- _SHORT PROBLEM 1_
In the forum thread on underground conduit, what trench width does joed suggest would be suitable for electrical on one side and gas on the other?

- _SUPPLIED TEXT_
|---|
# Underground Electrical Conduit in Ontario Canada. A few questions...



## joed (Mar 13, 2005)

Wish I knew all the answers but I don't.
1.&2. from ESA site
http://www.esasafe.com/faqs.htm


> I am having a buried cable installed to my swimming pool. Can the cable be buried in the same trench as the gas pipe supplying the pool heater and/or barbeque?
> Answer
> 
> Yes, they are permitted to be buried in the same trench.
> ...





> Question
> Does the Ontario Code require ground fault circuit interrupter (GFCI) protection for sump pumps or water pressure system pumps in homes?
> Answer
> 
> ...


Not sure what you mean by the cable with a metal sheath. It must a wet location rated cable.



> Question
> What does the Ontario Electrical Safety Code require when burying a non metallic sheathed cable supplying a shed, a detached garage, a post mounted receptacle, a 120 volt light fixture in my yard, or similar things?
> Answer
> 
> ...


----------



## rrmerlin60 (Mar 18, 2013)

Good job Joed, or should I call you Lancaster? (Nice picture).

What I meant by metal sheathed cable, is the spiral steel wrap that is seen on some electrical cables. I'm not sure if it's bought that way, sheath and conductors all in one, but it probably is.

Is it acceptable to use pvc conduit in the ground? I mean as long as it's sealed at any joints with proper glue?

And as for direct buried conductors, (NMWU) can they just literally be buried without a conduit to protect them? I know you need decent quality screened sand or screened earth around them, and a type of protection above them, plus warning tape. It just seems odd that you can bury a 14 gauge or 12 gauge cable without additional protection wrapped around it.

My observation of the 300 mm distance between say, a gas pipe and an electrical conductor, is that obviously this would be a pretty substantial trench. 300 mm is 12" or so, and I think you need room on either side of the electrical conductor.

Thank you ! Tom.


----------



## joed (Mar 13, 2005)

The metal clad cable you refer to is not wet rated. All cable underground even in conduit are consider to be wet location. 
NMWU can be direct buried. It needs to go deeper than if it is in conduit.
It is acceptable to use PVC underground.
A 12" wide trench with electrical on one side and gas on the other would be suitable I think.


----------
|---|
- _RECORD EXTRACTS_
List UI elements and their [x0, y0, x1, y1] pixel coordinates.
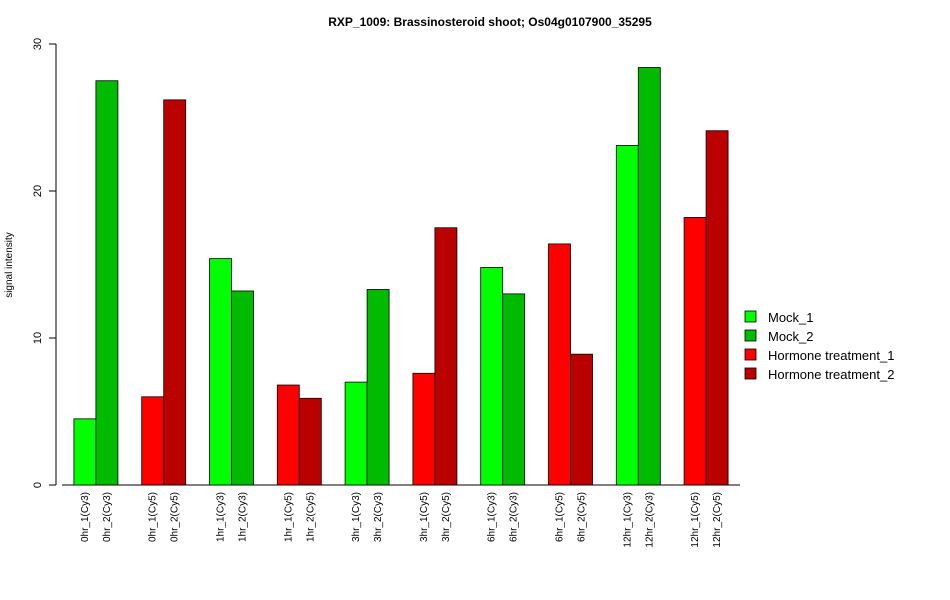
x-tick-label: 3hr_2(Cy5) — [441, 492, 452, 542]
bars — [73, 67, 729, 486]
x-tick-label: 1hr_2(Cy5) — [305, 492, 316, 542]
bar — [637, 67, 661, 486]
x-tick-label: 3hr_1(Cy3) — [351, 492, 362, 542]
bar — [502, 293, 526, 486]
x-tick-label: 0hr_1(Cy5) — [148, 492, 159, 542]
x-tick-label: 1hr_1(Cy3) — [216, 492, 227, 542]
legend-label: Hormone treatment_2 — [768, 367, 894, 382]
legend-label: Mock_1 — [768, 310, 814, 325]
legend-swatch — [744, 367, 757, 380]
x-tick-label: 12hr_2(Cy5) — [712, 492, 723, 548]
legend-label: Mock_2 — [768, 329, 814, 344]
y-tick-label: 10 — [32, 332, 44, 344]
bar — [231, 290, 254, 486]
chart-title: RXP_1009: Brassinosteroid shoot; Os04g01… — [328, 15, 652, 29]
bar — [480, 267, 504, 486]
legend: Mock_1 Mock_2 Hormone treatment_1 Hormone t… — [744, 310, 894, 382]
y-tick-label: 20 — [32, 185, 44, 197]
x-tick-label: 0hr_2(Cy5) — [170, 492, 181, 542]
bar — [95, 80, 119, 486]
x-tick-label: 6hr_1(Cy3) — [487, 492, 498, 542]
legend-label: Hormone treatment_1 — [768, 348, 894, 363]
bar — [366, 289, 390, 486]
bar — [705, 130, 729, 486]
x-tick-label: 0hr_2(Cy3) — [102, 492, 113, 542]
x-tick-label: 3hr_2(Cy3) — [373, 492, 384, 542]
x-tick-labels: 0hr_1(Cy3) 0hr_2(Cy3) 0hr_1(Cy5) 0hr_2(Cy5)… — [80, 492, 723, 548]
bar — [548, 243, 571, 486]
x-tick-label: 12hr_1(Cy3) — [622, 492, 633, 548]
bar — [434, 227, 458, 486]
x-tick-label: 0hr_1(Cy3) — [80, 492, 91, 542]
legend-swatch — [744, 310, 757, 323]
x-tick-label: 6hr_2(Cy3) — [509, 492, 520, 542]
bar — [412, 372, 436, 486]
legend-swatch — [744, 348, 757, 361]
bar — [683, 217, 707, 486]
x-tick-label: 12hr_1(Cy5) — [690, 492, 701, 548]
bar — [298, 397, 322, 486]
bar — [344, 381, 368, 486]
y-axis-label: signal intensity — [4, 232, 15, 298]
bar — [73, 418, 97, 486]
bar — [163, 99, 187, 486]
y-tick-label: 0 — [32, 482, 44, 488]
bar — [276, 384, 300, 486]
legend-swatch — [744, 329, 757, 342]
x-tick-label: 6hr_1(Cy5) — [555, 492, 566, 542]
bar — [209, 258, 232, 486]
y-axis: 0 10 20 30 — [32, 38, 57, 488]
bar — [570, 353, 593, 486]
x-tick-label: 12hr_2(Cy3) — [644, 492, 655, 548]
bar — [615, 145, 639, 486]
x-tick-label: 3hr_1(Cy5) — [419, 492, 430, 542]
y-tick-label: 30 — [32, 38, 44, 50]
x-tick-label: 1hr_2(Cy3) — [238, 492, 249, 542]
x-tick-label: 6hr_2(Cy5) — [577, 492, 588, 542]
bar — [141, 396, 165, 486]
x-tick-label: 1hr_1(Cy5) — [283, 492, 294, 542]
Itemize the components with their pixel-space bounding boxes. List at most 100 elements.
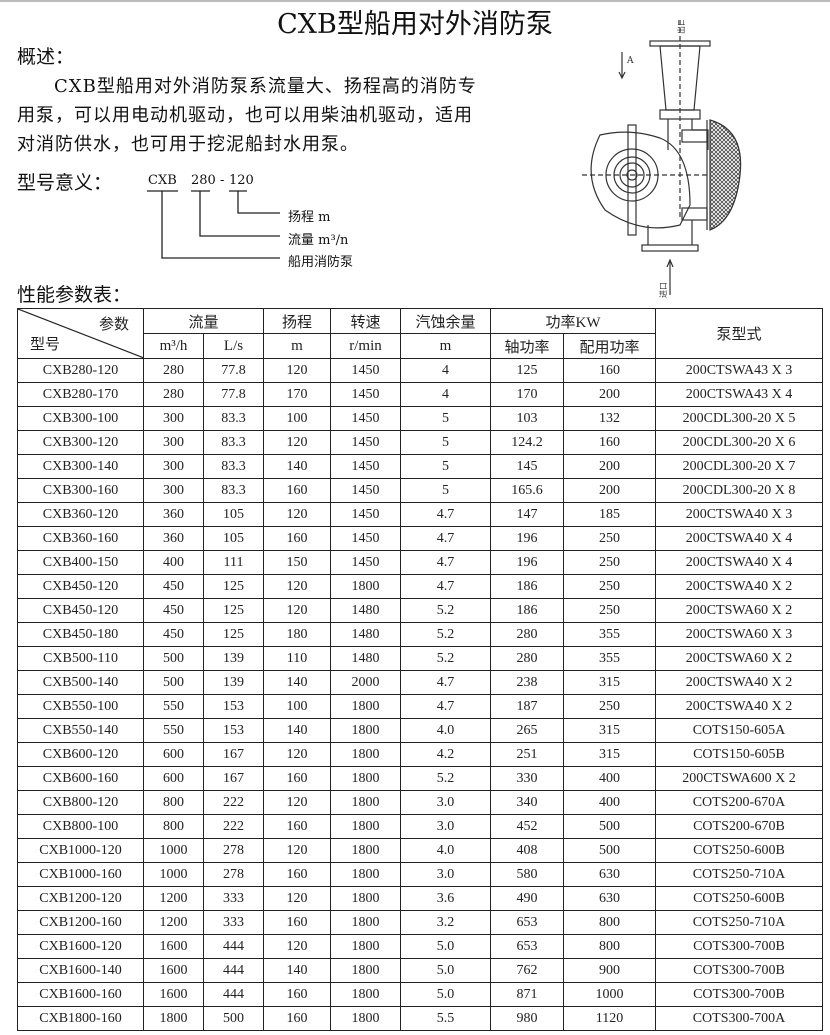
|---|
- _SHORT PROBLEM 2_
Lay out the lines of the records as a Markdown table with the columns Row and Line, leaving out blank lines. Start with the line containing "x-tick-label: 3hr_2(Cy5) —" and continue through the line containing "x-tick-label: 12hr_2(Cy5) —".

- _TASK RESPONSE 1_
A 12" wide trench.

- _TASK RESPONSE 2_
| Row | Line |
|---|---|
| 1 | x-tick-label: 3hr_2(Cy5) — [441, 492, 452, 542] |
| 2 | bars — [73, 67, 729, 486] |
| 3 | x-tick-label: 1hr_2(Cy5) — [305, 492, 316, 542] |
| 4 | bar — [637, 67, 661, 486] |
| 5 | x-tick-label: 3hr_1(Cy3) — [351, 492, 362, 542] |
| 6 | bar — [502, 293, 526, 486] |
| 7 | x-tick-label: 0hr_1(Cy5) — [148, 492, 159, 542] |
| 8 | x-tick-label: 1hr_1(Cy3) — [216, 492, 227, 542] |
| 9 | legend-label: Hormone treatment_2 — [768, 367, 894, 382] |
| 10 | legend-label: Mock_1 — [768, 310, 814, 325] |
| 11 | legend-swatch — [744, 367, 757, 380] |
| 12 | x-tick-label: 12hr_2(Cy5) — [712, 492, 723, 548] |